[begin Passage provided]

EIP-2315 "Simple Subroutines for the EVM" - Analysis

It would really be nice if we could have this EIP without the restriction on where to start a subroutine. Note that this EIP does not bring a very big benefit for compilers. If the subroutine does not have many return values, it might even be better to use a regular jump instead of wasting 16 bytes on average when using the subroutine mechanism.

I think it should be possible to extend the current analysis to also allow beginsubs at arbitrary positions, the following might be a start:

We have a bitmap where bit i is 1 if and only if there is a beginsub opcode somewhere between PC 32 * i and 32 * (i + 1) - 1. With this data structure, we essentially do the analysis proposed by @holiman , just with an additional linear search inside the 32 bytes of code (problem to solve: pushdata):

The subroutine size data structure proposed by @chfast can be similarly modified: For each chunk of 32 bytes, we store the (largest) number of following chunks that do not contain a beginsub opcode.

For a jumpsub, we check if the target is a valid beginsub by first looking at the 32-byte-granular beginsub bitmap. If there is no match, we OOG. If there is a match, we check the code itself.

[end Passage provided]

Required actions:
a – Answer these questions using the EIP-2315 analysis:
(i) What average number of bytes does the text say is wasted when the subroutine mechanism is used?
(ii) Under what condition is bit i of the proposed bitmap set to 1?
(iii) For a jumpsub, what happens if the 32-byte-granular beginsub bitmap shows no match?
b – Write a short continuation of the EIP-2315 analysis, starting right after its final sentence.

[begin Record extracts]

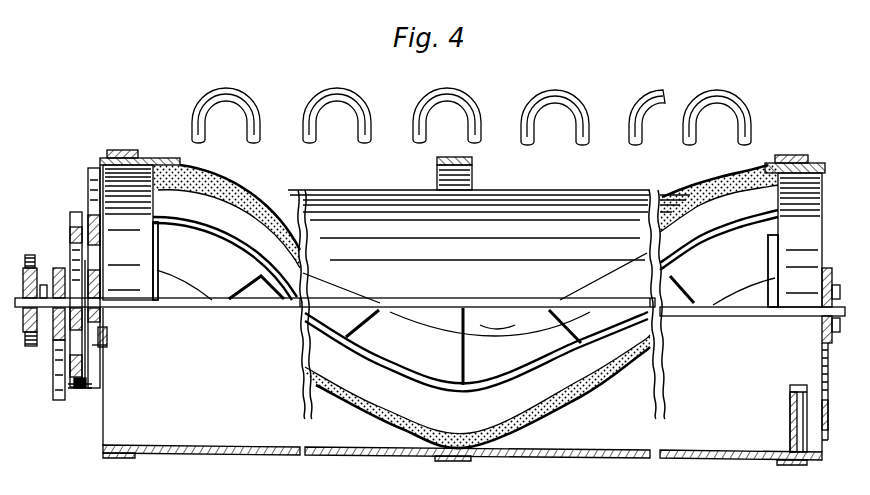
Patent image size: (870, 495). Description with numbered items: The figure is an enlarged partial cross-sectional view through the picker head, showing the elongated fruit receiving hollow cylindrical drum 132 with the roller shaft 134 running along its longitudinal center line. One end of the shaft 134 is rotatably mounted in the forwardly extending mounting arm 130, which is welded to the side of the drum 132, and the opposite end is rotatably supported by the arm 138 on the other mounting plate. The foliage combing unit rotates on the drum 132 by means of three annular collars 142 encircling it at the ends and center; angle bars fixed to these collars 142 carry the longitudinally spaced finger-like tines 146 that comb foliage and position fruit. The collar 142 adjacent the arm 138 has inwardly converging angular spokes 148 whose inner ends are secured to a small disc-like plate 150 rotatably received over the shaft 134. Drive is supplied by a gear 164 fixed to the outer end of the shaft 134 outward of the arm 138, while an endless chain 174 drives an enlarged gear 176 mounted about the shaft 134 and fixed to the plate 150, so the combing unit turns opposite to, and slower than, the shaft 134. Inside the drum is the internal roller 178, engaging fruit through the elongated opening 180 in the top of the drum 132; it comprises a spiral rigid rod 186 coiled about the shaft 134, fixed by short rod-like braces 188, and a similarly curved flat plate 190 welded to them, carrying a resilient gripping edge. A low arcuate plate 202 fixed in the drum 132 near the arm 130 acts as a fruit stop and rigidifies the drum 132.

The mounting arm 130 is at (822, 363).
The fruit receiving hollow cylindrical drum 132 is at (688, 458).
The roller shaft 134 is at (722, 318).
The arm 138 is at (58, 268).
The annular collars 142 is at (122, 152).
The finger-like tines 146 is at (331, 96).
The angular spokes 148 is at (85, 368).
The disc-like plate 150 is at (94, 324).
The gear 164 is at (42, 348).
The endless chain 174 is at (82, 384).
The enlarged gear 176 is at (98, 386).
The internal roller 178 is at (578, 420).
The elongated opening 180 is at (570, 190).
The spiral rigid rod 186 is at (378, 363).
The rod-like braces 188 is at (566, 316).
The curved flat plate 190 is at (497, 333).
The arcuate plate 202 is at (791, 425).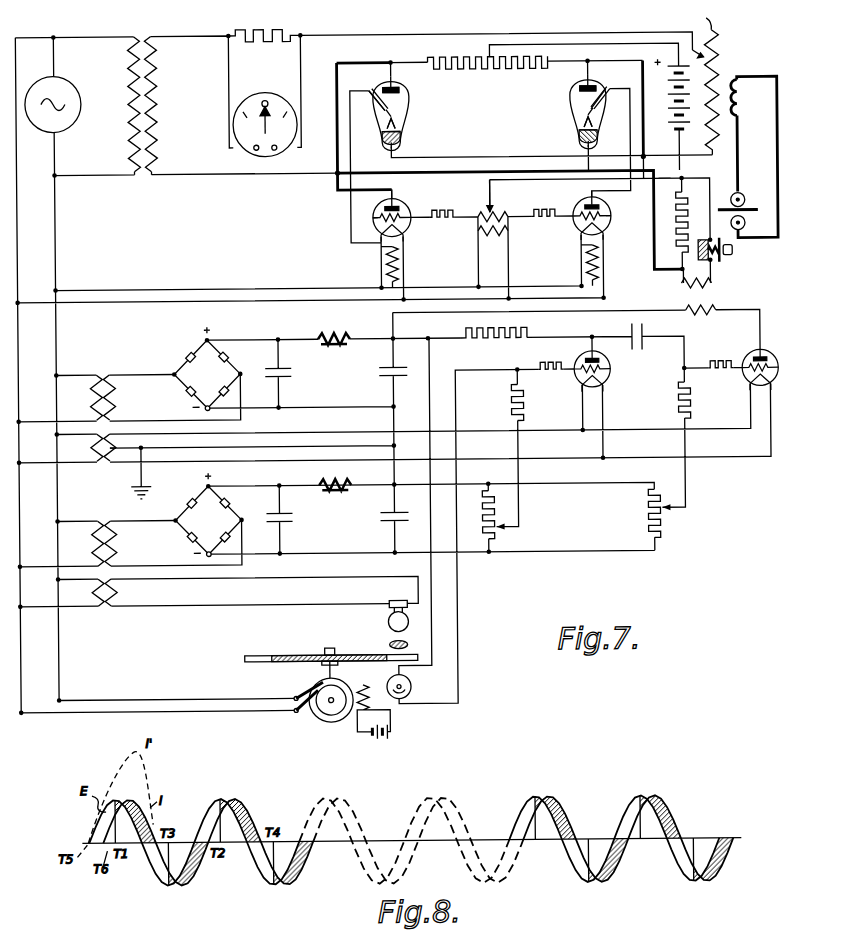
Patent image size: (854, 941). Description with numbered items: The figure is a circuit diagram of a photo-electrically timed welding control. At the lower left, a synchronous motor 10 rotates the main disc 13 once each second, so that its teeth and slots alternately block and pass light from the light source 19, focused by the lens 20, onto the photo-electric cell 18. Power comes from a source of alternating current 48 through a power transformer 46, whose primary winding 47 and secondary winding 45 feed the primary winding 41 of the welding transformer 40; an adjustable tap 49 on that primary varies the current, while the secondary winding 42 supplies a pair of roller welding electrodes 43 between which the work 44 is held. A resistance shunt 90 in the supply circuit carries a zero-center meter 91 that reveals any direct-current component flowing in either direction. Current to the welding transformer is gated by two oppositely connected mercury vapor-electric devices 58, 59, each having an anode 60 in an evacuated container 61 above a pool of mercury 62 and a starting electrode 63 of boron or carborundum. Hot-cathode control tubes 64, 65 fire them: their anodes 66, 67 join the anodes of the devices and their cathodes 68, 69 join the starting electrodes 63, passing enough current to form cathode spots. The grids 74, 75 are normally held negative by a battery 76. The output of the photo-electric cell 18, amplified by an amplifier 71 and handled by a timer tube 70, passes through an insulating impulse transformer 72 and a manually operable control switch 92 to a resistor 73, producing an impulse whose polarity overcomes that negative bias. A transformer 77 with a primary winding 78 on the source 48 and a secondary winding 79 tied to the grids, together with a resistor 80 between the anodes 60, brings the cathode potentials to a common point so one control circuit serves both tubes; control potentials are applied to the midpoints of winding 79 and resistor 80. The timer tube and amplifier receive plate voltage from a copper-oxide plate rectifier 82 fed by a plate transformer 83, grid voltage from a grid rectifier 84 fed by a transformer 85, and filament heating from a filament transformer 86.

The synchronous motor 10 is at (294, 697).
The main disc 13 is at (348, 657).
The photo-electric cell 18 is at (407, 691).
The light source 19 is at (385, 628).
The lens 20 is at (400, 646).
The welding transformer 40 is at (746, 49).
The primary winding 41 is at (700, 15).
The secondary winding 42 is at (734, 93).
The roller welding electrodes 43 is at (742, 202).
The work 44 is at (750, 216).
The secondary winding 45 is at (158, 141).
The power transformer 46 is at (141, 91).
The primary winding 47 is at (127, 118).
The source of alternating current 48 is at (73, 91).
The adjustable tap 49 is at (690, 53).
The vapor-electric device 58 is at (442, 109).
The vapor-electric device 59 is at (562, 105).
The anode 60 is at (392, 89).
The container 61 is at (405, 125).
The pool of mercury 62 is at (402, 142).
The starting electrode 63 is at (487, 100).
The control tube 64 is at (437, 215).
The control tube 65 is at (633, 211).
The anode 66 is at (405, 189).
The anode 67 is at (586, 203).
The cathode 68 is at (402, 238).
The cathode 69 is at (578, 232).
The timer tube 70 is at (788, 343).
The amplifier 71 is at (641, 392).
The impulse transformer 72 is at (678, 311).
The resistor 73 is at (695, 229).
The grid 74 is at (373, 230).
The grid 75 is at (603, 226).
The battery 76 is at (673, 113).
The transformer 77 is at (466, 253).
The primary winding 78 is at (511, 230).
The secondary winding 79 is at (491, 211).
The resistor 80 is at (478, 60).
The plate rectifier 82 is at (184, 359).
The plate transformer 83 is at (114, 378).
The grid rectifier 84 is at (186, 506).
The transformer 85 is at (116, 522).
The filament transformer 86 is at (116, 436).
The resistance shunt 90 is at (274, 33).
The meter 91 is at (277, 152).
The control switch 92 is at (729, 262).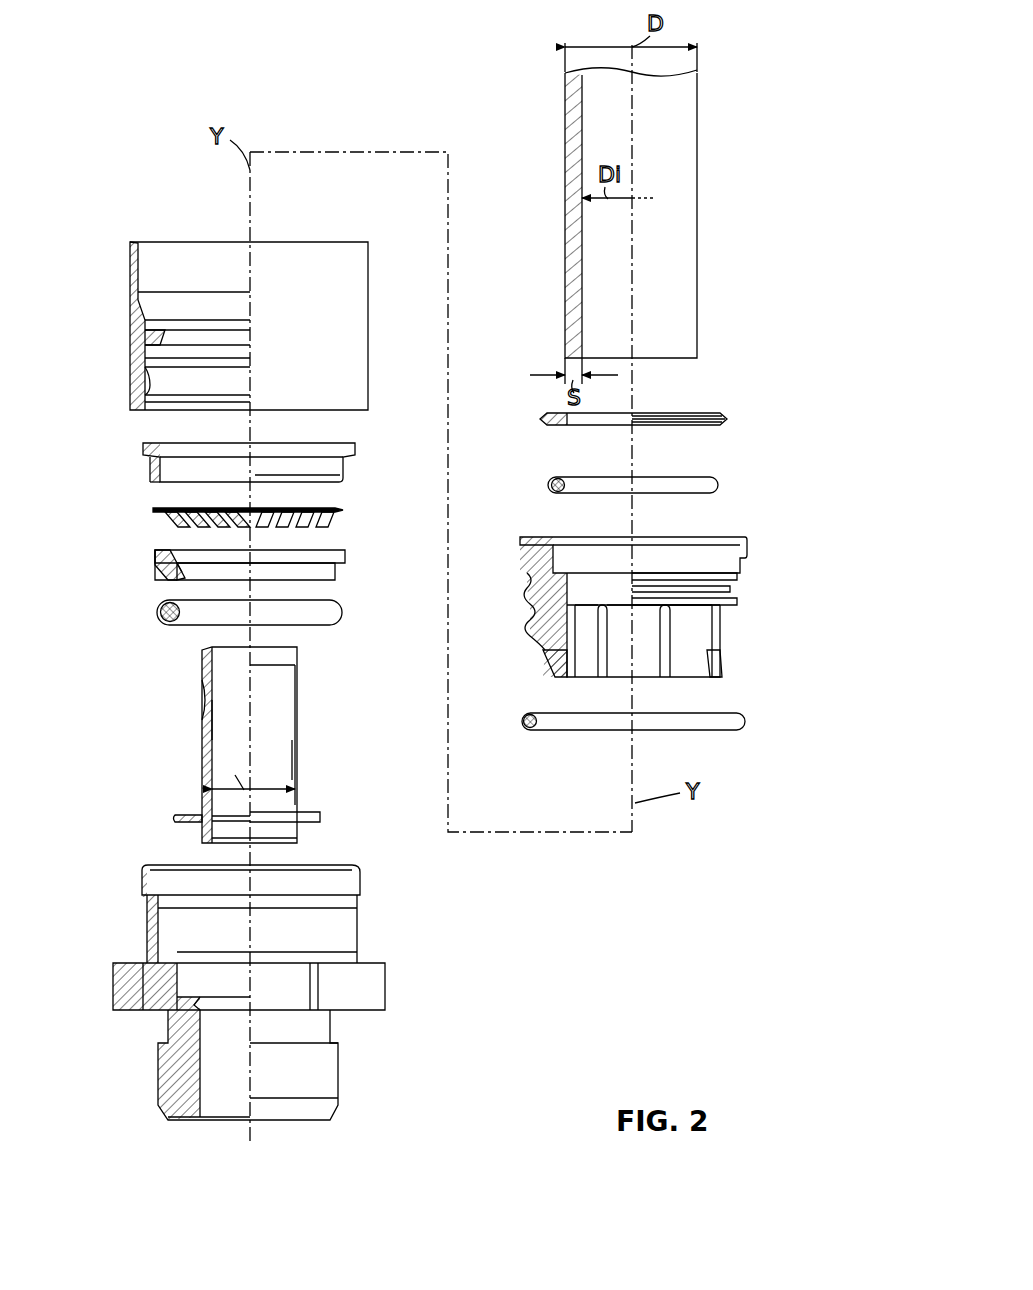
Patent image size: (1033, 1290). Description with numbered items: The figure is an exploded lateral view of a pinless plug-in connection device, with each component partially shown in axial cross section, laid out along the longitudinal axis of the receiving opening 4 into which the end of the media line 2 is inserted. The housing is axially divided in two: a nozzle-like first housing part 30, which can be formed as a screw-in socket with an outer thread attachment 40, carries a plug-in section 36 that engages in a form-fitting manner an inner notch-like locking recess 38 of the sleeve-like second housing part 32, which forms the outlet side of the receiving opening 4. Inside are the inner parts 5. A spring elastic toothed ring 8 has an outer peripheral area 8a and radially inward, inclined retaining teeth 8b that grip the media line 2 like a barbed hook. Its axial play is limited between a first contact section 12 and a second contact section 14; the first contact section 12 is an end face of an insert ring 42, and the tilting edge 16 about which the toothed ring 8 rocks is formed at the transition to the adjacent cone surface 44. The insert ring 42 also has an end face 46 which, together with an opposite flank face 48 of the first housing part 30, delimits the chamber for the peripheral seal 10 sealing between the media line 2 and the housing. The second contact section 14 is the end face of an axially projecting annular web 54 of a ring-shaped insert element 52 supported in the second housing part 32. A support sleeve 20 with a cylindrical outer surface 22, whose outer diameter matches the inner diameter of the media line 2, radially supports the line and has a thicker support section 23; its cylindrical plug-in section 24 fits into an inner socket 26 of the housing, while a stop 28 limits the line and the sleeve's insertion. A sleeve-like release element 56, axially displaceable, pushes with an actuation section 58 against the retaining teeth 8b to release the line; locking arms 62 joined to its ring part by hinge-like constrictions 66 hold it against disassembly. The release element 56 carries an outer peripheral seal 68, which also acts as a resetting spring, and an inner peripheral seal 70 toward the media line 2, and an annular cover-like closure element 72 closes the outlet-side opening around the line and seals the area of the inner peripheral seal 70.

The media line 2 is at (690, 130).
The receiving opening 4 is at (182, 258).
The inner parts 5 is at (395, 485).
The toothed ring 8 is at (160, 520).
The outer peripheral area 8a is at (332, 511).
The retaining teeth 8b is at (326, 526).
The peripheral seal 10 is at (218, 617).
The first contact section 12 is at (335, 548).
The second contact section 14 is at (162, 490).
The tilting edge 16 is at (166, 552).
The support sleeve 20 is at (284, 717).
The cylindrical outer surface 22 is at (202, 734).
The support section 23 is at (214, 720).
The plug-in section 24 is at (300, 830).
The inner socket 26 is at (200, 1012).
The stop 28 is at (192, 815).
The first housing part 30 is at (342, 946).
The second housing part 32 is at (343, 272).
The plug-in section 36 is at (142, 887).
The locking recess 38 is at (150, 383).
The outer thread attachment 40 is at (313, 1080).
The insert ring 42 is at (172, 572).
The cone surface 44 is at (180, 560).
The end face 46 is at (172, 583).
The flank face 48 is at (172, 946).
The insert element 52 is at (360, 450).
The annular web 54 is at (155, 470).
The release element 56 is at (726, 540).
The actuation section 58 is at (548, 670).
The locking arms 62 is at (588, 640).
The hinge-like constrictions 66 is at (532, 598).
The outer peripheral seal 68 is at (578, 728).
The inner peripheral seal 70 is at (675, 479).
The closure element 72 is at (685, 413).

[end Record extracts]

Exercise answers:
a –
(i) 16 bytes.
(ii) Bit i is 1 if and only if there is a beginsub opcode somewhere between PC 32 * i and 32 * (i + 1) - 1.
(iii) The result is OOG.

b –
For jumps, we keep track of the PC of the beginsub of the current subroutine, let this be O. Let E be the number of 32-byte chunks following the chunk of O that do not contain a beginsub opcode, as read from the data structure.

For a jump with target T, we check if T is less than O and OOG if yes. Let C be floor(T / 32), the target chunk. If C = floor(O / 32), we perform a linear search for beginsub on the at most 32 bytes of the chunk and OOG if we find one. If C > floor(O / 32) + E, we OOG. If C = floor(O / 32) + E, we do a linear search on the 32 bytes of chunk C and OOG if and only if there is a beginsub between the beginning of the chunk and T.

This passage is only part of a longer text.